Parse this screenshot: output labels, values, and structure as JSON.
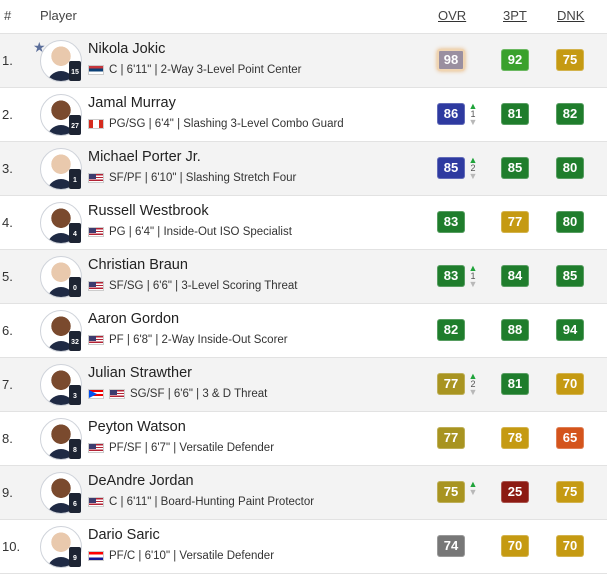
{
  "colors": {
    "navy": "#2e3aa0",
    "green_dark": "#1f7d2c",
    "green": "#3aa12c",
    "gold": "#c59a12",
    "olive": "#a89421",
    "orange": "#d4541c",
    "maroon": "#8c1a12",
    "gray": "#777777",
    "lavender": "#9a8fa0"
  },
  "header": {
    "num": "#",
    "player": "Player",
    "ovr": "OVR",
    "three_pt": "3PT",
    "dnk": "DNK"
  },
  "players": [
    {
      "rank": "1.",
      "name": "Nikola Jokic",
      "flags": [
        "rs"
      ],
      "info": "C | 6'11\" | 2-Way 3-Level Point Center",
      "jersey": "15",
      "ovr": "98",
      "ovr_color": "lavender",
      "three_pt": "92",
      "three_color": "green",
      "dnk": "75",
      "dnk_color": "gold",
      "trend": "",
      "star": true
    },
    {
      "rank": "2.",
      "name": "Jamal Murray",
      "flags": [
        "ca"
      ],
      "info": "PG/SG | 6'4\" | Slashing 3-Level Combo Guard",
      "jersey": "27",
      "ovr": "86",
      "ovr_color": "navy",
      "three_pt": "81",
      "three_color": "green_dark",
      "dnk": "82",
      "dnk_color": "green_dark",
      "trend": "1"
    },
    {
      "rank": "3.",
      "name": "Michael Porter Jr.",
      "flags": [
        "us"
      ],
      "info": "SF/PF | 6'10\" | Slashing Stretch Four",
      "jersey": "1",
      "ovr": "85",
      "ovr_color": "navy",
      "three_pt": "85",
      "three_color": "green_dark",
      "dnk": "80",
      "dnk_color": "green_dark",
      "trend": "2"
    },
    {
      "rank": "4.",
      "name": "Russell Westbrook",
      "flags": [
        "us"
      ],
      "info": "PG | 6'4\" | Inside-Out ISO Specialist",
      "jersey": "4",
      "ovr": "83",
      "ovr_color": "green_dark",
      "three_pt": "77",
      "three_color": "gold",
      "dnk": "80",
      "dnk_color": "green_dark",
      "trend": ""
    },
    {
      "rank": "5.",
      "name": "Christian Braun",
      "flags": [
        "us"
      ],
      "info": "SF/SG | 6'6\" | 3-Level Scoring Threat",
      "jersey": "0",
      "ovr": "83",
      "ovr_color": "green_dark",
      "three_pt": "84",
      "three_color": "green_dark",
      "dnk": "85",
      "dnk_color": "green_dark",
      "trend": "1"
    },
    {
      "rank": "6.",
      "name": "Aaron Gordon",
      "flags": [
        "us"
      ],
      "info": "PF | 6'8\" | 2-Way Inside-Out Scorer",
      "jersey": "32",
      "ovr": "82",
      "ovr_color": "green_dark",
      "three_pt": "88",
      "three_color": "green_dark",
      "dnk": "94",
      "dnk_color": "green_dark",
      "trend": ""
    },
    {
      "rank": "7.",
      "name": "Julian Strawther",
      "flags": [
        "pr",
        "us"
      ],
      "info": "SG/SF | 6'6\" | 3 & D Threat",
      "jersey": "3",
      "ovr": "77",
      "ovr_color": "olive",
      "three_pt": "81",
      "three_color": "green_dark",
      "dnk": "70",
      "dnk_color": "gold",
      "trend": "2"
    },
    {
      "rank": "8.",
      "name": "Peyton Watson",
      "flags": [
        "us"
      ],
      "info": "PF/SF | 6'7\" | Versatile Defender",
      "jersey": "8",
      "ovr": "77",
      "ovr_color": "olive",
      "three_pt": "78",
      "three_color": "gold",
      "dnk": "65",
      "dnk_color": "orange",
      "trend": ""
    },
    {
      "rank": "9.",
      "name": "DeAndre Jordan",
      "flags": [
        "us"
      ],
      "info": "C | 6'11\" | Board-Hunting Paint Protector",
      "jersey": "6",
      "ovr": "75",
      "ovr_color": "olive",
      "three_pt": "25",
      "three_color": "maroon",
      "dnk": "75",
      "dnk_color": "gold",
      "trend": "up"
    },
    {
      "rank": "10.",
      "name": "Dario Saric",
      "flags": [
        "hr"
      ],
      "info": "PF/C | 6'10\" | Versatile Defender",
      "jersey": "9",
      "ovr": "74",
      "ovr_color": "gray",
      "three_pt": "70",
      "three_color": "gold",
      "dnk": "70",
      "dnk_color": "gold",
      "trend": ""
    }
  ]
}
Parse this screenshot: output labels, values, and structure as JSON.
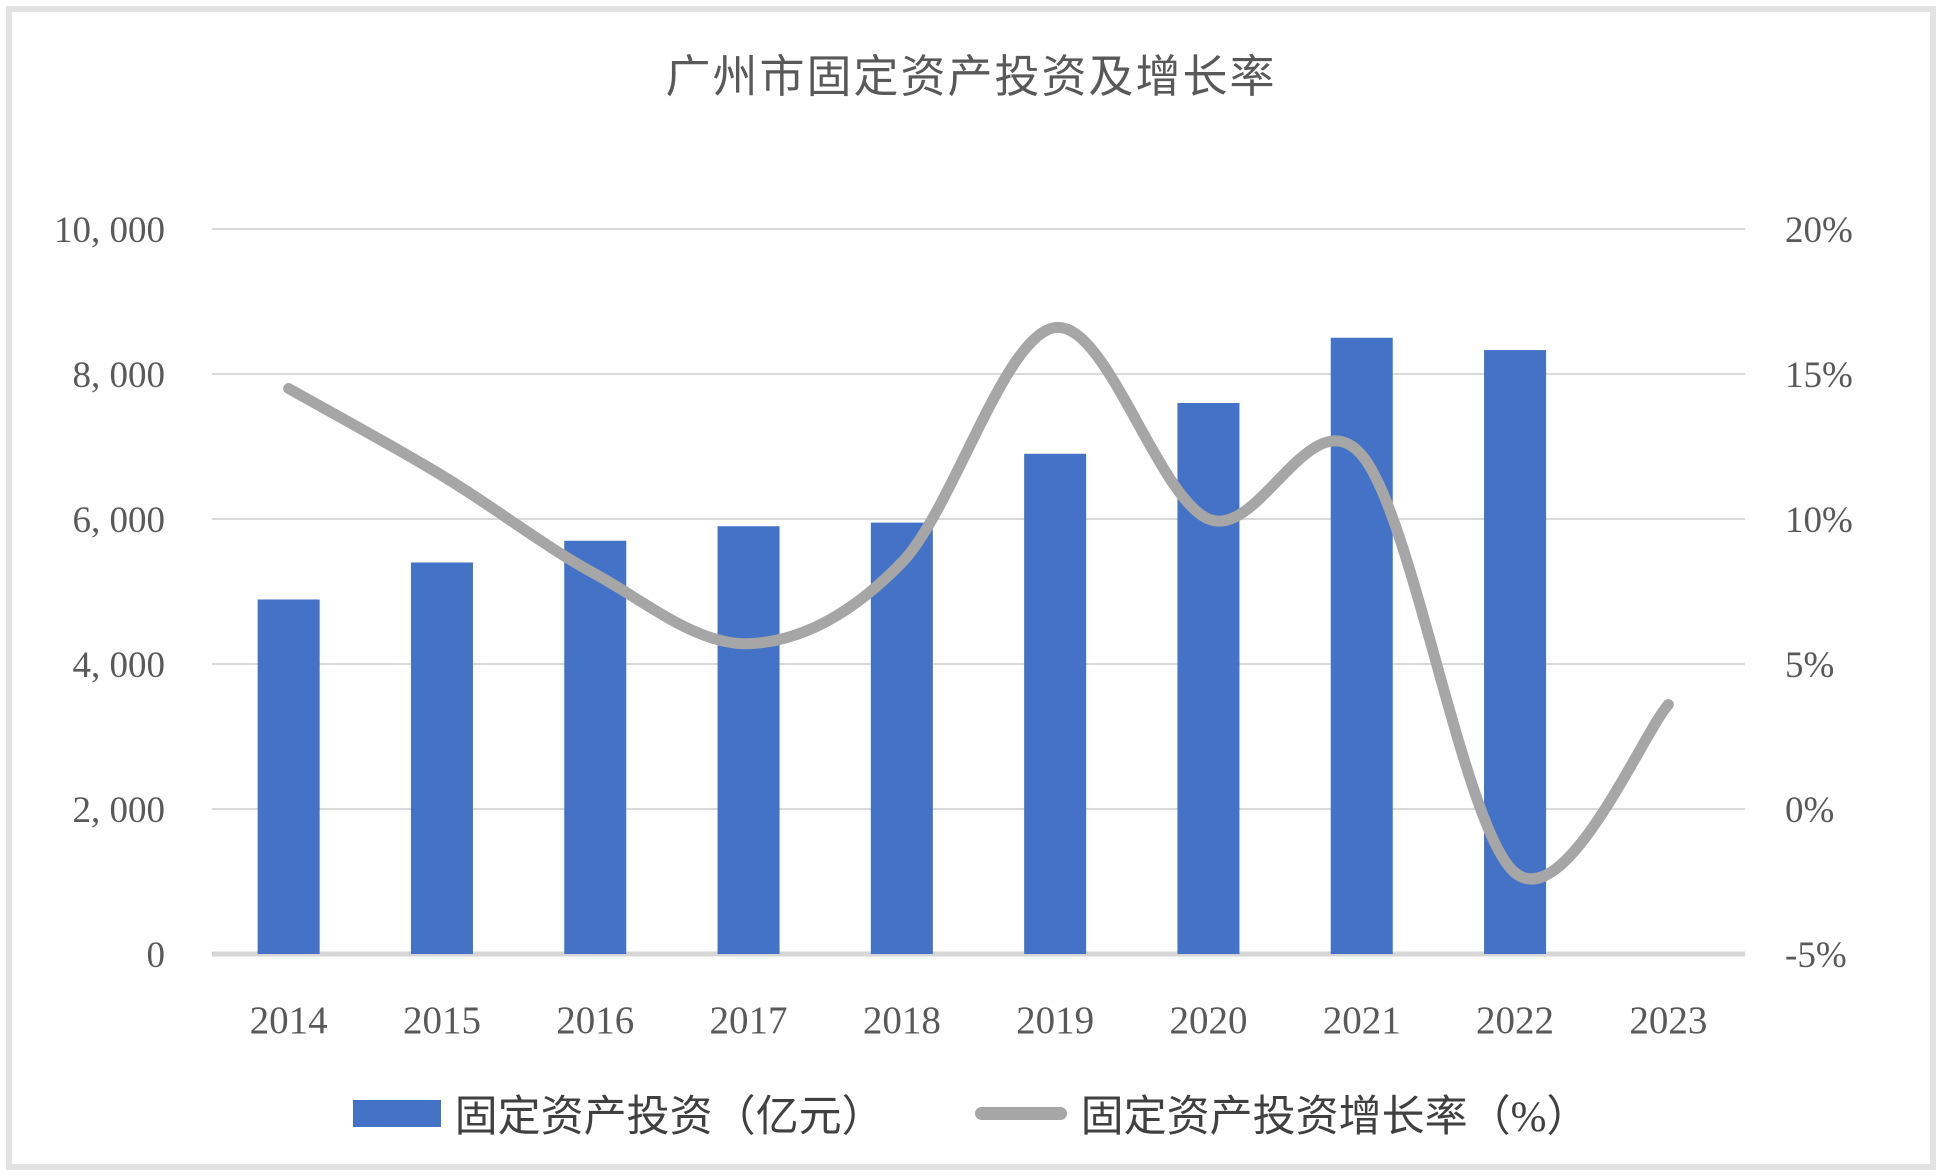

-*-

▸ Exercise details: Show each line holding the word "Level".

▸ Output for this task:
      "info": "C | 6'11\" | 2-Way 3-Level Point Center",
      "info": "PG/SG | 6'4\" | Slashing 3-Level Combo Guard",
      "info": "SF/SG | 6'6\" | 3-Level Scoring Threat",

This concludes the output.